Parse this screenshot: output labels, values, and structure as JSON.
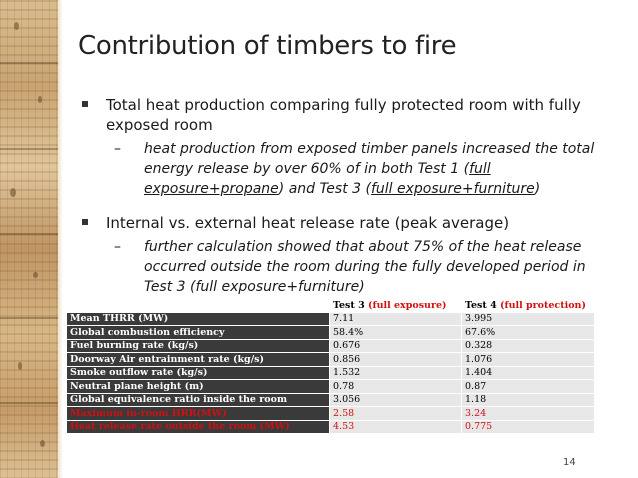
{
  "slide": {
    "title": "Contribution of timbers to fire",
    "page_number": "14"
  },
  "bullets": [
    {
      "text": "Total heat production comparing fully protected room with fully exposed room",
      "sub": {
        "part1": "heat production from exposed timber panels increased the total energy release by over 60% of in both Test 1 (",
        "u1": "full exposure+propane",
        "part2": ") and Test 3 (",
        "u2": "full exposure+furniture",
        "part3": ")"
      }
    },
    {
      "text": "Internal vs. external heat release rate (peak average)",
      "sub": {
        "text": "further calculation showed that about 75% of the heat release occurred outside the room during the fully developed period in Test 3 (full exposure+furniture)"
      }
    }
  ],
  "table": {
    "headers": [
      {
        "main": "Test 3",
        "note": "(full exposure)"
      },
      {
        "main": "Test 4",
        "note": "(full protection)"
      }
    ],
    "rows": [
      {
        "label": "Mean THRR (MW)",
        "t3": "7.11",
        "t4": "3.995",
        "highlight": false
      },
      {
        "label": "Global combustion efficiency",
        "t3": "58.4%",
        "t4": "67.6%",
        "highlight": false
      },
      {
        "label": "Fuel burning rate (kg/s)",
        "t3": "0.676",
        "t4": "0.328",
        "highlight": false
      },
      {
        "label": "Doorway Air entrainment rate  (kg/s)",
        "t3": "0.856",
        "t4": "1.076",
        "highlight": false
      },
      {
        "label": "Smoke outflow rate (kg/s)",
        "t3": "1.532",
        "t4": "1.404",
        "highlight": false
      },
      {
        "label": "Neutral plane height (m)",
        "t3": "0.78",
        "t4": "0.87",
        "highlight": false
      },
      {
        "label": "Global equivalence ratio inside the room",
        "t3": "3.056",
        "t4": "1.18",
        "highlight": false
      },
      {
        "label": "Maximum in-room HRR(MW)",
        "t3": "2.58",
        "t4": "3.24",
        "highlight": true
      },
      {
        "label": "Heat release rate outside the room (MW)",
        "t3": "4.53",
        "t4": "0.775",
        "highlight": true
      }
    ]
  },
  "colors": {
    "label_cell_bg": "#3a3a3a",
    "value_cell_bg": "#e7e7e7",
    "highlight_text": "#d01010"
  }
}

### Task goal
Leave out the pictures and output the rest of the material exactly as written.

### Result below
Parse this screenshot: output labels, values, and structure as JSON.
{
  "slide": {
    "title": "Contribution of timbers to fire",
    "page_number": "14"
  },
  "bullets": [
    {
      "text": "Total heat production comparing fully protected room with fully exposed room",
      "sub": {
        "part1": "heat production from exposed timber panels increased the total energy release by over 60% of in both Test 1 (",
        "u1": "full exposure+propane",
        "part2": ") and Test 3 (",
        "u2": "full exposure+furniture",
        "part3": ")"
      }
    },
    {
      "text": "Internal vs. external heat release rate (peak average)",
      "sub": {
        "text": "further calculation showed that about 75% of the heat release occurred outside the room during the fully developed period in Test 3 (full exposure+furniture)"
      }
    }
  ],
  "table": {
    "headers": [
      {
        "main": "Test 3",
        "note": "(full exposure)"
      },
      {
        "main": "Test 4",
        "note": "(full protection)"
      }
    ],
    "rows": [
      {
        "label": "Mean THRR (MW)",
        "t3": "7.11",
        "t4": "3.995",
        "highlight": false
      },
      {
        "label": "Global combustion efficiency",
        "t3": "58.4%",
        "t4": "67.6%",
        "highlight": false
      },
      {
        "label": "Fuel burning rate (kg/s)",
        "t3": "0.676",
        "t4": "0.328",
        "highlight": false
      },
      {
        "label": "Doorway Air entrainment rate  (kg/s)",
        "t3": "0.856",
        "t4": "1.076",
        "highlight": false
      },
      {
        "label": "Smoke outflow rate (kg/s)",
        "t3": "1.532",
        "t4": "1.404",
        "highlight": false
      },
      {
        "label": "Neutral plane height (m)",
        "t3": "0.78",
        "t4": "0.87",
        "highlight": false
      },
      {
        "label": "Global equivalence ratio inside the room",
        "t3": "3.056",
        "t4": "1.18",
        "highlight": false
      },
      {
        "label": "Maximum in-room HRR(MW)",
        "t3": "2.58",
        "t4": "3.24",
        "highlight": true
      },
      {
        "label": "Heat release rate outside the room (MW)",
        "t3": "4.53",
        "t4": "0.775",
        "highlight": true
      }
    ]
  },
  "colors": {
    "label_cell_bg": "#3a3a3a",
    "value_cell_bg": "#e7e7e7",
    "highlight_text": "#d01010"
  }
}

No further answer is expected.